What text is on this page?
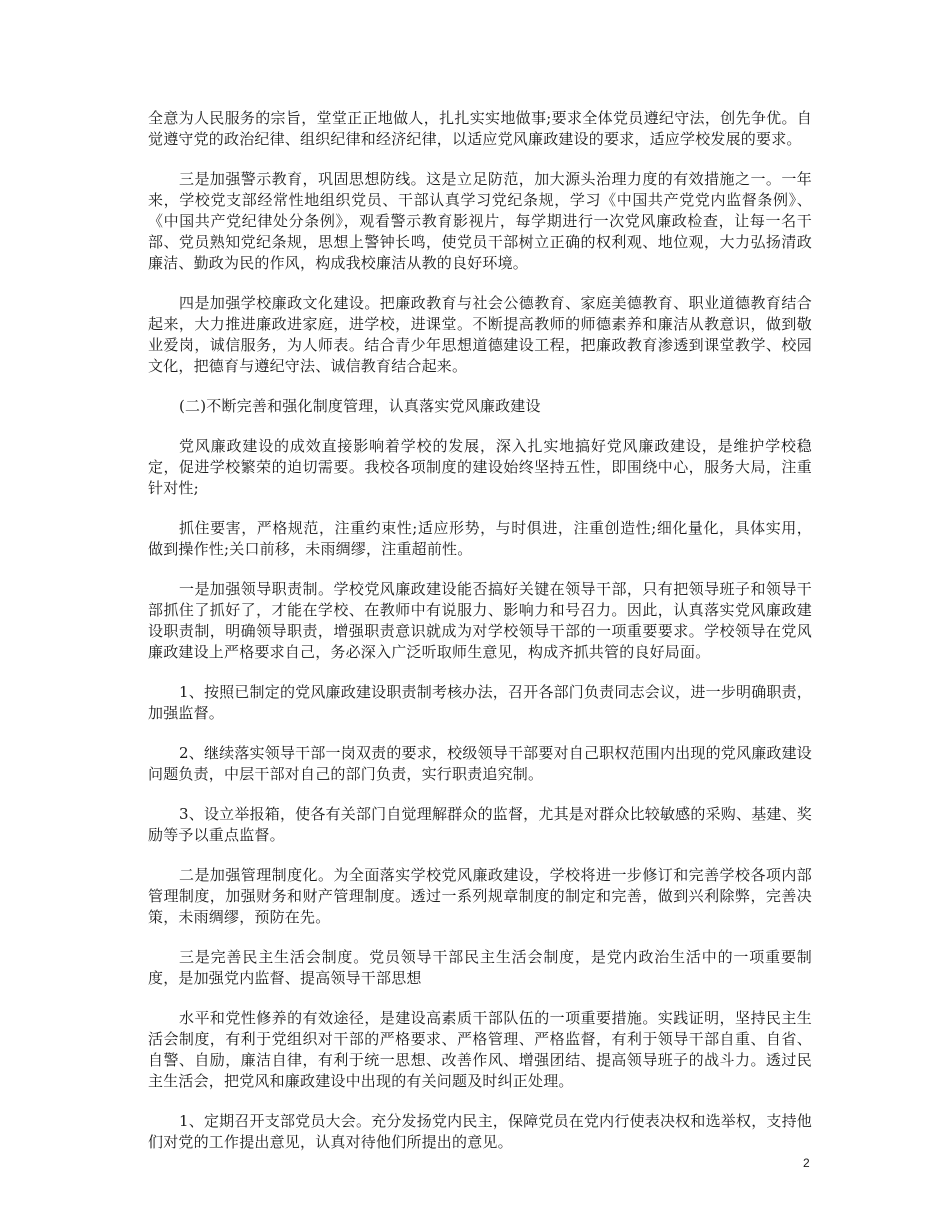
全意为人民服务的宗旨，堂堂正正地做人，扎扎实实地做事;要求全体党员遵纪守法，创先争优。自觉遵守党的政治纪律、组织纪律和经济纪律，以适应党风廉政建设的要求，适应学校发展的要求。

三是加强警示教育，巩固思想防线。这是立足防范，加大源头治理力度的有效措施之一。一年来，学校党支部经常性地组织党员、干部认真学习党纪条规，学习《中国共产党党内监督条例》、《中国共产党纪律处分条例》，观看警示教育影视片，每学期进行一次党风廉政检查，让每一名干部、党员熟知党纪条规，思想上警钟长鸣，使党员干部树立正确的权利观、地位观，大力弘扬清政廉洁、勤政为民的作风，构成我校廉洁从教的良好环境。

四是加强学校廉政文化建设。把廉政教育与社会公德教育、家庭美德教育、职业道德教育结合起来，大力推进廉政进家庭，进学校，进课堂。不断提高教师的师德素养和廉洁从教意识，做到敬业爱岗，诚信服务，为人师表。结合青少年思想道德建设工程，把廉政教育渗透到课堂教学、校园文化，把德育与遵纪守法、诚信教育结合起来。

(二)不断完善和强化制度管理，认真落实党风廉政建设

党风廉政建设的成效直接影响着学校的发展，深入扎实地搞好党风廉政建设，是维护学校稳定，促进学校繁荣的迫切需要。我校各项制度的建设始终坚持五性，即围绕中心，服务大局，注重针对性;

抓住要害，严格规范，注重约束性;适应形势，与时俱进，注重创造性;细化量化，具体实用，做到操作性;关口前移，未雨绸缪，注重超前性。

一是加强领导职责制。学校党风廉政建设能否搞好关键在领导干部，只有把领导班子和领导干部抓住了抓好了，才能在学校、在教师中有说服力、影响力和号召力。因此，认真落实党风廉政建设职责制，明确领导职责，增强职责意识就成为对学校领导干部的一项重要要求。学校领导在党风廉政建设上严格要求自己，务必深入广泛听取师生意见，构成齐抓共管的良好局面。

1、按照已制定的党风廉政建设职责制考核办法，召开各部门负责同志会议，进一步明确职责，加强监督。

2、继续落实领导干部一岗双责的要求，校级领导干部要对自己职权范围内出现的党风廉政建设问题负责，中层干部对自己的部门负责，实行职责追究制。

3、设立举报箱，使各有关部门自觉理解群众的监督，尤其是对群众比较敏感的采购、基建、奖励等予以重点监督。

二是加强管理制度化。为全面落实学校党风廉政建设，学校将进一步修订和完善学校各项内部管理制度，加强财务和财产管理制度。透过一系列规章制度的制定和完善，做到兴利除弊，完善决策，未雨绸缪，预防在先。

三是完善民主生活会制度。党员领导干部民主生活会制度，是党内政治生活中的一项重要制度，是加强党内监督、提高领导干部思想

水平和党性修养的有效途径，是建设高素质干部队伍的一项重要措施。实践证明，坚持民主生活会制度，有利于党组织对干部的严格要求、严格管理、严格监督，有利于领导干部自重、自省、自警、自励，廉洁自律，有利于统一思想、改善作风、增强团结、提高领导班子的战斗力。透过民主生活会，把党风和廉政建设中出现的有关问题及时纠正处理。

1、定期召开支部党员大会。充分发扬党内民主，保障党员在党内行使表决权和选举权，支持他们对党的工作提出意见，认真对待他们所提出的意见。

2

□ □ □ □ □ □ □

*Work required*
Examine the records and pull out every line where the string "未雨绸缪" occurs.

*Exercise answer*
抓住要害，严格规范，注重约束性;适应形势，与时俱进，注重创造性;细化量化，具体实用，做到操作性;关口前移，未雨绸缪，注重超前性。
二是加强管理制度化。为全面落实学校党风廉政建设，学校将进一步修订和完善学校各项内部管理制度，加强财务和财产管理制度。透过一系列规章制度的制定和完善，做到兴利除弊，完善决策，未雨绸缪，预防在先。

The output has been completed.